Saved data entries
Start
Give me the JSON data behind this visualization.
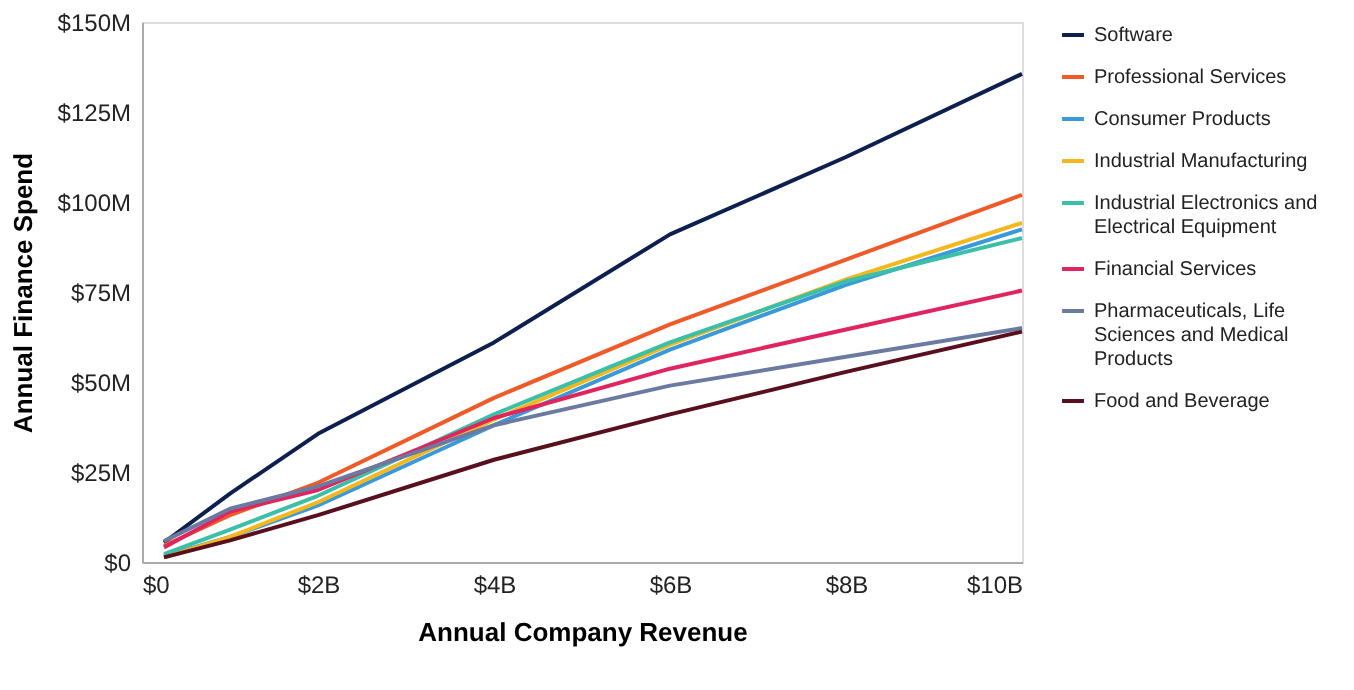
{
  "chart_data": {
    "type": "line",
    "xlabel": "Annual Company Revenue",
    "ylabel": "Annual Finance Spend",
    "x": [
      0.25,
      1,
      2,
      4,
      6,
      8,
      10
    ],
    "series": [
      {
        "name": "Software",
        "color": "#0c1f4f",
        "values": [
          5.4,
          19,
          35.6,
          61,
          91,
          112.5,
          135.6
        ]
      },
      {
        "name": "Professional Services",
        "color": "#f05a28",
        "values": [
          4.5,
          13,
          22,
          45.6,
          66,
          84,
          102
        ]
      },
      {
        "name": "Consumer Products",
        "color": "#3a9ad9",
        "values": [
          1.6,
          7,
          15.7,
          38,
          59,
          77,
          92.4
        ]
      },
      {
        "name": "Industrial Manufacturing",
        "color": "#f5b81c",
        "values": [
          1.3,
          7,
          16.6,
          39.6,
          60.4,
          78.5,
          94.2
        ]
      },
      {
        "name": "Industrial Electronics and Electrical Equipment",
        "color": "#3cbfa8",
        "values": [
          2.2,
          9,
          18.4,
          41,
          61,
          78,
          90
        ]
      },
      {
        "name": "Financial Services",
        "color": "#e0245e",
        "values": [
          4,
          14,
          20,
          40,
          53.7,
          64.6,
          75.4
        ]
      },
      {
        "name": "Pharmaceuticals, Life Sciences and Medical Products",
        "color": "#6a7aa0",
        "values": [
          5.8,
          14.8,
          21,
          38,
          49,
          57,
          65
        ]
      },
      {
        "name": "Food and Beverage",
        "color": "#5a0f1e",
        "values": [
          1.3,
          6,
          13,
          28.4,
          41,
          52.8,
          64
        ]
      }
    ],
    "xlim": [
      0,
      10
    ],
    "xticks": [
      {
        "value": 0,
        "label": "$0"
      },
      {
        "value": 2,
        "label": "$2B"
      },
      {
        "value": 4,
        "label": "$4B"
      },
      {
        "value": 6,
        "label": "$6B"
      },
      {
        "value": 8,
        "label": "$8B"
      },
      {
        "value": 10,
        "label": "$10B"
      }
    ],
    "ylim": [
      0,
      150
    ],
    "yticks": [
      {
        "value": 0,
        "label": "$0"
      },
      {
        "value": 25,
        "label": "$25M"
      },
      {
        "value": 50,
        "label": "$50M"
      },
      {
        "value": 75,
        "label": "$75M"
      },
      {
        "value": 100,
        "label": "$100M"
      },
      {
        "value": 125,
        "label": "$125M"
      },
      {
        "value": 150,
        "label": "$150M"
      }
    ],
    "grid": false,
    "legend": "right",
    "line_style": "solid",
    "marker": "none"
  }
}
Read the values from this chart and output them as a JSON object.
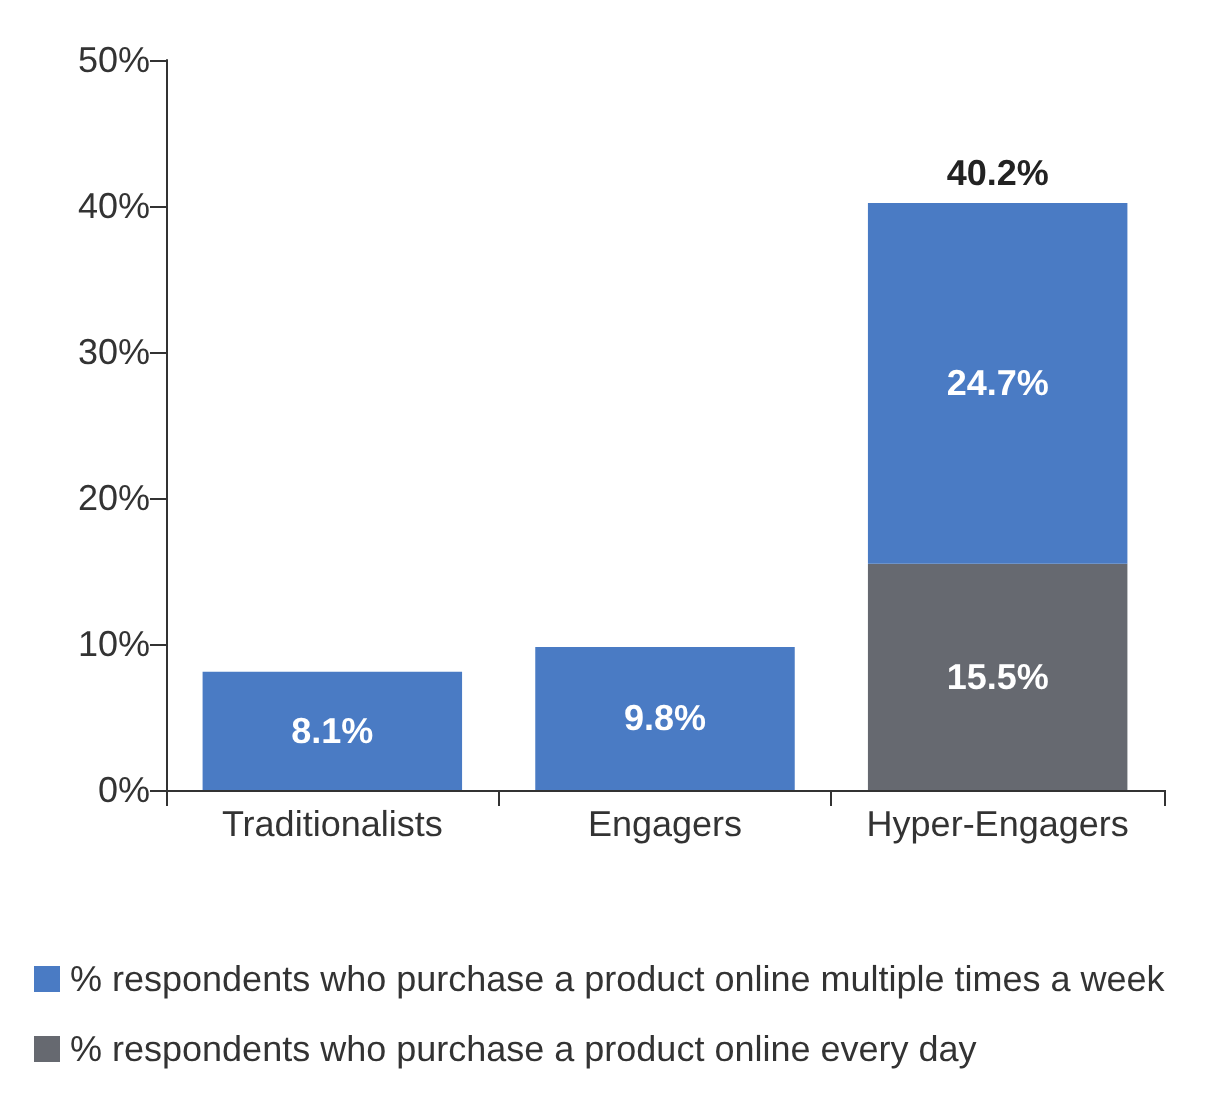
End
Copy each line above containing the string "color".

**The completed task**
        "color": "#0c1f4f",
        "color": "#f05a28",
        "color": "#3a9ad9",
        "color": "#f5b81c",
        "color": "#3cbfa8",
        "color": "#e0245e",
        "color": "#6a7aa0",
        "color": "#5a0f1e",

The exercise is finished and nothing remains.